Required task 1: In the forum thread about TrueNAS Scale NFS performance, what throughput does iperf3 show between the VM and TrueNAS?
Required task 2: Reproduce the forum thread word for word from "-- ssd-pool to" to "in the network?".

Document passage:
..........
Truenas Scale lackluster performance over NFS/esxi

Notice: Page may contain affiliate links for which we may earn a small commission through services like Amazon Affiliates or Skimlinks.

oh2ftu

New Member
Aug 2, 2022
11
3
3
Hi,
I'm trying to set up a new shared storage server to replace our old qnap TS-463-RP.
Core switch is Ubiquiti ES-16XG
It's running with 16GB of ram and two Samsung MZ7KH3T8HALS-00005 SSDs in RAID1.
Connection with copper (quality cable, short run in the same rack).
I find the performance lacking for our esxi-host with a dozen or so vm's. Mostly linux, some are windows.

I got an DL360 gen9 for free, installed latest Truenas scale and upgraded it to the following specs;
- 1x E5-2640v4 cpu (10c/20t)
- 8x 32GB ram for a total of 256GB
- Emulex OneConnect OCe14102B-NT 10GbaseT, again quality cable, short run in the same rack. 1x 10G uplink
- Storage:
-- P440ar in HBA-mode
-- OS: 2x cheapo SSD
-- sas-pool to test: 2x ST900MM0006 10k rpm SAS-drives (mirror)
-- ssd-pool to test: 1x Samsung 850 EVO 500GB

test were run with dd over NFS. The VM is running on the ESXI that has dual 10G uplinks to the core switch.

time dd if=/dev/zero of=/mnt/tn-stor-sas/testfile bs=16k count=256k
time dd if=/mnt/tn-stor-ssd/testfile of=/dev/null bs=16k

Both give about ~300MBps read. The qnap has a bit slower writes (250MBps) against 370-380MBps for either truenas with ssd or sas -targets.

I find the reads (at least for the SAS-mirror) lacking. Should be more? Is this a truenas-thing or should I look for something in the network?
iperf3 gives about 8.8Gbps between vm and truenas.

There's also a second truenas-box (Dell T3620 IIRC) with a much lower spec CPU and less ram. Same Samsung MZ7KH in mirror and it gives same performance as well.

Should I be getting some nvme instead? I kinda was expecting to saturate the sata-ssd bandwith to somewhere around 500MBps
 

dragonme

Active Member
Apr 12, 2016
352
28
28
I am not an expert but some observations...

first .. NFS is a forced sync-write file system.. so each of those 16k bs writes you are issuing have to be sent and acknolaged as written to DISC not ZIL (zfs first writes to zil 'fast' then clean writes again in a better place... so that slows things down considerably.. providing that is the bottleneck which given the ram and cpu spec, and network sounds likely...
..........
Data extract:
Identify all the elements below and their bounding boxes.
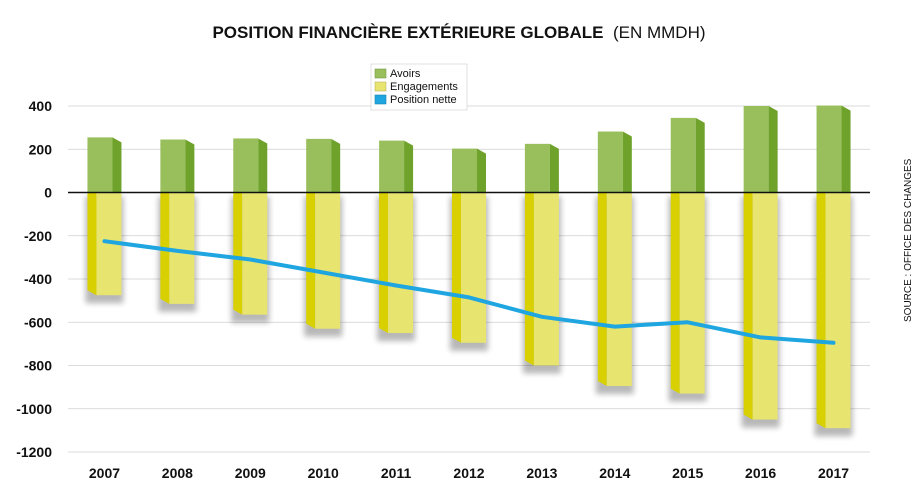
..........
Full solution 1: About 8.8Gbps.

Full solution 2:
-- ssd-pool to test: 1x Samsung 850 EVO 500GB

test were run with dd over NFS. The VM is running on the ESXI that has dual 10G uplinks to the core switch.

time dd if=/dev/zero of=/mnt/tn-stor-sas/testfile bs=16k count=256k
time dd if=/mnt/tn-stor-ssd/testfile of=/dev/null bs=16k

Both give about ~300MBps read. The qnap has a bit slower writes (250MBps) against 370-380MBps for either truenas with ssd or sas -targets.

I find the reads (at least for the SAS-mirror) lacking. Should be more? Is this a truenas-thing or should I look for something in the network?